■ **INSTRUCTIONS TO FOLLOW**: Print out every record exactly as it appears.

== EXTRACTED MATERIAL ==

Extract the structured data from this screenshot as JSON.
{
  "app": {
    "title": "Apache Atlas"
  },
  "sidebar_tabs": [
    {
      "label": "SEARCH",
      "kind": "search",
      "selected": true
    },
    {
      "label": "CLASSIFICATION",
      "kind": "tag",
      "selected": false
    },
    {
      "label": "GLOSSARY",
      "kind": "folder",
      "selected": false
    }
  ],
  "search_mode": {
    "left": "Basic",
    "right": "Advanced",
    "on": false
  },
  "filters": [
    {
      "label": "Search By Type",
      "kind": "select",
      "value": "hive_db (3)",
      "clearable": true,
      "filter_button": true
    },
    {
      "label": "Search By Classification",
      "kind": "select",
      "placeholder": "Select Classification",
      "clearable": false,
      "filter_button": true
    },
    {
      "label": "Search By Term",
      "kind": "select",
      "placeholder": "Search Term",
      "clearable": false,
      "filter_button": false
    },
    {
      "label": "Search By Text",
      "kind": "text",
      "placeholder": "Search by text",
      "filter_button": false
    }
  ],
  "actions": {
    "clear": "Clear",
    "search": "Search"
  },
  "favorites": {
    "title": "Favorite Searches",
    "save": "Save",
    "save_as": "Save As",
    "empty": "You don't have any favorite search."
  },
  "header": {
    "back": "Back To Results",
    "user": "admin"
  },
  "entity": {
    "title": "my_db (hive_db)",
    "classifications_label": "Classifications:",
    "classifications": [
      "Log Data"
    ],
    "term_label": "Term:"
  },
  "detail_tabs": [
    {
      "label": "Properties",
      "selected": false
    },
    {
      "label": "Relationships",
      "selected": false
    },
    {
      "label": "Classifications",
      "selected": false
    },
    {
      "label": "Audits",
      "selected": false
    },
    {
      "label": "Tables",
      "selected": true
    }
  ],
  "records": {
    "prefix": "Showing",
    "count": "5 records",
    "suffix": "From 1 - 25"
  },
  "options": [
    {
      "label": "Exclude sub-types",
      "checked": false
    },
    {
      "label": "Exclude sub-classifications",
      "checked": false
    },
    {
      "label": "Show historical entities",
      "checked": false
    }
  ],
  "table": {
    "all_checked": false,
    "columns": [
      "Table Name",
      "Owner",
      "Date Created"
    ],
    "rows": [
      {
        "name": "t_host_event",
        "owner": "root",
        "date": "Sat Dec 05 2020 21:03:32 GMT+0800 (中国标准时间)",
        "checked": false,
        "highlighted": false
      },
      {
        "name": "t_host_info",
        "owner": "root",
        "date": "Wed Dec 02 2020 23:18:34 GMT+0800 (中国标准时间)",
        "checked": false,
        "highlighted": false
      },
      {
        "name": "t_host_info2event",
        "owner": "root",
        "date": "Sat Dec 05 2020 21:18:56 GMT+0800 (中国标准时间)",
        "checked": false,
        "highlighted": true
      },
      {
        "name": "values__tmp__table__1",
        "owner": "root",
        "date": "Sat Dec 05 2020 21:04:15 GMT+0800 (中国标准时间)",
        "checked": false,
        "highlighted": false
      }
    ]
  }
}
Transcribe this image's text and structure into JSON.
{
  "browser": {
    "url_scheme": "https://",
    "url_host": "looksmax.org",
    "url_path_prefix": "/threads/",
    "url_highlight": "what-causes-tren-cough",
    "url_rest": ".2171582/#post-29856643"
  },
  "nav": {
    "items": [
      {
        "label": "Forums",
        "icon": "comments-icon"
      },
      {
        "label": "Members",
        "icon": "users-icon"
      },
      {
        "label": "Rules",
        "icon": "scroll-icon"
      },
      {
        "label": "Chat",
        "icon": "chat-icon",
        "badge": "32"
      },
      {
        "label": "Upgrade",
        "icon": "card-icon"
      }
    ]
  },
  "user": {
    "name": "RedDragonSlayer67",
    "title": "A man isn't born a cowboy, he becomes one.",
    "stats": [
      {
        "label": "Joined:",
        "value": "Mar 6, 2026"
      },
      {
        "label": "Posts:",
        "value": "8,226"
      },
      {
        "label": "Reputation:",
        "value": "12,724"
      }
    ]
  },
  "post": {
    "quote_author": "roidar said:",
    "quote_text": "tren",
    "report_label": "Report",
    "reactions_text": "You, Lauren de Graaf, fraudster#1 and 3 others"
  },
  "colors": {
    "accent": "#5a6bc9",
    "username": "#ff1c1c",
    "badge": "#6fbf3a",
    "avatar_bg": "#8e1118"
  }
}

===

■ **RESULT OF THIS EXERCISE**:
Extract the structured data from this screenshot as JSON.
{
  "app": {
    "title": "Apache Atlas"
  },
  "sidebar_tabs": [
    {
      "label": "SEARCH",
      "kind": "search",
      "selected": true
    },
    {
      "label": "CLASSIFICATION",
      "kind": "tag",
      "selected": false
    },
    {
      "label": "GLOSSARY",
      "kind": "folder",
      "selected": false
    }
  ],
  "search_mode": {
    "left": "Basic",
    "right": "Advanced",
    "on": false
  },
  "filters": [
    {
      "label": "Search By Type",
      "kind": "select",
      "value": "hive_db (3)",
      "clearable": true,
      "filter_button": true
    },
    {
      "label": "Search By Classification",
      "kind": "select",
      "placeholder": "Select Classification",
      "clearable": false,
      "filter_button": true
    },
    {
      "label": "Search By Term",
      "kind": "select",
      "placeholder": "Search Term",
      "clearable": false,
      "filter_button": false
    },
    {
      "label": "Search By Text",
      "kind": "text",
      "placeholder": "Search by text",
      "filter_button": false
    }
  ],
  "actions": {
    "clear": "Clear",
    "search": "Search"
  },
  "favorites": {
    "title": "Favorite Searches",
    "save": "Save",
    "save_as": "Save As",
    "empty": "You don't have any favorite search."
  },
  "header": {
    "back": "Back To Results",
    "user": "admin"
  },
  "entity": {
    "title": "my_db (hive_db)",
    "classifications_label": "Classifications:",
    "classifications": [
      "Log Data"
    ],
    "term_label": "Term:"
  },
  "detail_tabs": [
    {
      "label": "Properties",
      "selected": false
    },
    {
      "label": "Relationships",
      "selected": false
    },
    {
      "label": "Classifications",
      "selected": false
    },
    {
      "label": "Audits",
      "selected": false
    },
    {
      "label": "Tables",
      "selected": true
    }
  ],
  "records": {
    "prefix": "Showing",
    "count": "5 records",
    "suffix": "From 1 - 25"
  },
  "options": [
    {
      "label": "Exclude sub-types",
      "checked": false
    },
    {
      "label": "Exclude sub-classifications",
      "checked": false
    },
    {
      "label": "Show historical entities",
      "checked": false
    }
  ],
  "table": {
    "all_checked": false,
    "columns": [
      "Table Name",
      "Owner",
      "Date Created"
    ],
    "rows": [
      {
        "name": "t_host_event",
        "owner": "root",
        "date": "Sat Dec 05 2020 21:03:32 GMT+0800 (中国标准时间)",
        "checked": false,
        "highlighted": false
      },
      {
        "name": "t_host_info",
        "owner": "root",
        "date": "Wed Dec 02 2020 23:18:34 GMT+0800 (中国标准时间)",
        "checked": false,
        "highlighted": false
      },
      {
        "name": "t_host_info2event",
        "owner": "root",
        "date": "Sat Dec 05 2020 21:18:56 GMT+0800 (中国标准时间)",
        "checked": false,
        "highlighted": true
      },
      {
        "name": "values__tmp__table__1",
        "owner": "root",
        "date": "Sat Dec 05 2020 21:04:15 GMT+0800 (中国标准时间)",
        "checked": false,
        "highlighted": false
      }
    ]
  }
}
Transcribe this image's text and structure into JSON.
{
  "browser": {
    "url_scheme": "https://",
    "url_host": "looksmax.org",
    "url_path_prefix": "/threads/",
    "url_highlight": "what-causes-tren-cough",
    "url_rest": ".2171582/#post-29856643"
  },
  "nav": {
    "items": [
      {
        "label": "Forums",
        "icon": "comments-icon"
      },
      {
        "label": "Members",
        "icon": "users-icon"
      },
      {
        "label": "Rules",
        "icon": "scroll-icon"
      },
      {
        "label": "Chat",
        "icon": "chat-icon",
        "badge": "32"
      },
      {
        "label": "Upgrade",
        "icon": "card-icon"
      }
    ]
  },
  "user": {
    "name": "RedDragonSlayer67",
    "title": "A man isn't born a cowboy, he becomes one.",
    "stats": [
      {
        "label": "Joined:",
        "value": "Mar 6, 2026"
      },
      {
        "label": "Posts:",
        "value": "8,226"
      },
      {
        "label": "Reputation:",
        "value": "12,724"
      }
    ]
  },
  "post": {
    "quote_author": "roidar said:",
    "quote_text": "tren",
    "report_label": "Report",
    "reactions_text": "You, Lauren de Graaf, fraudster#1 and 3 others"
  },
  "colors": {
    "accent": "#5a6bc9",
    "username": "#ff1c1c",
    "badge": "#6fbf3a",
    "avatar_bg": "#8e1118"
  }
}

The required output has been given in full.